_THE EXERCISE_
Copy every item below word for word, leaving out the pictures.

++++ RECORDS TO PROCESS ++++

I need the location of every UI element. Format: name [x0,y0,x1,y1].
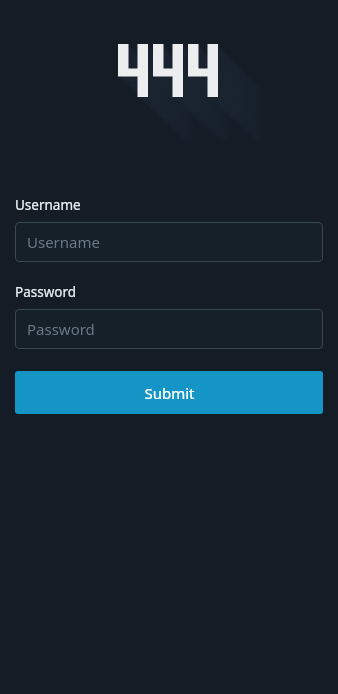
button[interactable]: Username [15,222,323,262]
other: 444 logo [0,0,338,150]
staticText: Username [27,232,100,252]
button[interactable]: Submit [15,371,323,414]
staticText: Username [15,196,81,214]
staticText: Password [27,319,95,339]
staticText: Password [15,283,77,301]
staticText: Submit [144,383,195,403]
button[interactable]: Password [15,309,323,349]
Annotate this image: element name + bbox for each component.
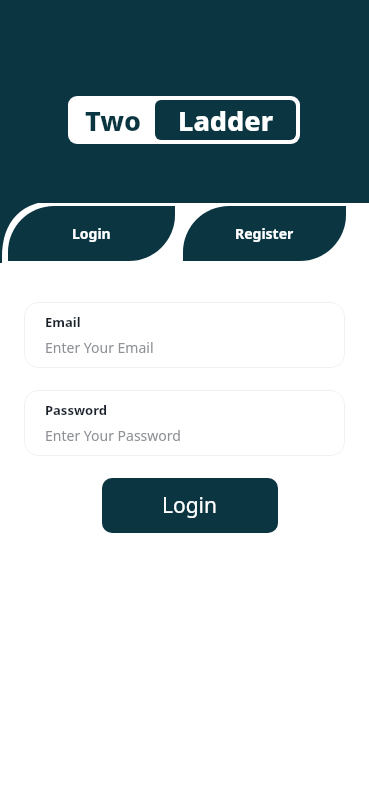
button[interactable]: Login	[8, 206, 175, 261]
staticText: Enter Your Email	[45, 338, 154, 357]
staticText: Password	[45, 401, 107, 419]
staticText: Login	[72, 224, 111, 243]
staticText: Enter Your Password	[45, 426, 181, 445]
button[interactable]: Register	[183, 206, 346, 261]
button[interactable]: Login	[102, 478, 278, 533]
staticText: Ladder	[178, 102, 273, 139]
staticText: Login	[162, 491, 218, 520]
staticText: Two	[85, 102, 142, 139]
staticText: Register	[235, 224, 294, 243]
staticText: Email	[45, 313, 81, 331]
button[interactable]: Email	[24, 302, 345, 368]
button[interactable]: Password	[24, 390, 345, 456]
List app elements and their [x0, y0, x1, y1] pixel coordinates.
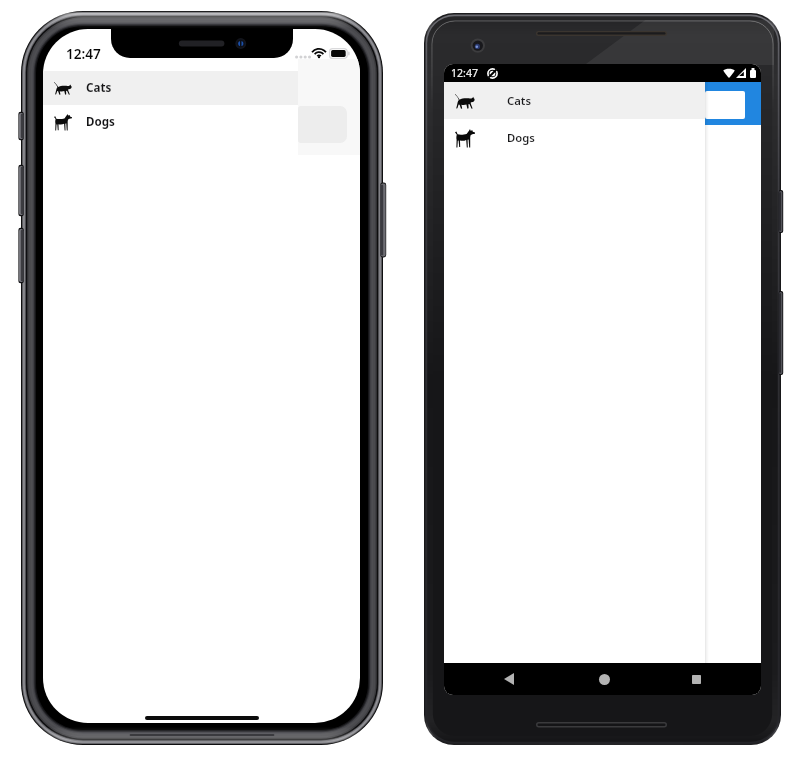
- staticText: Dogs: [507, 130, 535, 145]
- staticText: 12:47: [66, 44, 101, 63]
- button[interactable]: Cats: [444, 82, 705, 119]
- button[interactable]: Dogs: [43, 105, 360, 139]
- staticText: Cats: [507, 93, 531, 108]
- staticText: Cats: [86, 80, 112, 96]
- button[interactable]: Back: [491, 663, 527, 695]
- button[interactable]: Cats: [43, 71, 360, 105]
- button[interactable]: Home: [586, 663, 622, 695]
- staticText: Dogs: [86, 114, 115, 130]
- button[interactable]: Dogs: [444, 119, 705, 156]
- staticText: 12:47: [451, 66, 479, 80]
- button[interactable]: Recent apps: [678, 663, 714, 695]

++++

_RESULT OF THIS TASK_
I need the location of every UI element. Format: name [x0,y0,x1,y1].
button[interactable]: Username [15,222,323,262]
other: 444 logo [0,0,338,150]
staticText: Username [27,232,100,252]
button[interactable]: Submit [15,371,323,414]
staticText: Username [15,196,81,214]
staticText: Password [27,319,95,339]
staticText: Password [15,283,77,301]
staticText: Submit [144,383,195,403]
button[interactable]: Password [15,309,323,349]
Annotate this image: element name + bbox for each component.
button[interactable]: Login	[8, 206, 175, 261]
staticText: Enter Your Email	[45, 338, 154, 357]
staticText: Password	[45, 401, 107, 419]
staticText: Login	[72, 224, 111, 243]
staticText: Enter Your Password	[45, 426, 181, 445]
button[interactable]: Register	[183, 206, 346, 261]
button[interactable]: Login	[102, 478, 278, 533]
staticText: Ladder	[178, 102, 273, 139]
staticText: Login	[162, 491, 218, 520]
staticText: Two	[85, 102, 142, 139]
staticText: Register	[235, 224, 294, 243]
staticText: Email	[45, 313, 81, 331]
button[interactable]: Email	[24, 302, 345, 368]
button[interactable]: Password	[24, 390, 345, 456]
List app elements and their [x0, y0, x1, y1] pixel coordinates.
- staticText: Dogs: [507, 130, 535, 145]
- staticText: 12:47: [66, 44, 101, 63]
- button[interactable]: Cats: [444, 82, 705, 119]
- button[interactable]: Dogs: [43, 105, 360, 139]
- staticText: Cats: [507, 93, 531, 108]
- staticText: Cats: [86, 80, 112, 96]
- button[interactable]: Back: [491, 663, 527, 695]
- button[interactable]: Cats: [43, 71, 360, 105]
- button[interactable]: Home: [586, 663, 622, 695]
- staticText: Dogs: [86, 114, 115, 130]
- button[interactable]: Dogs: [444, 119, 705, 156]
- staticText: 12:47: [451, 66, 479, 80]
- button[interactable]: Recent apps: [678, 663, 714, 695]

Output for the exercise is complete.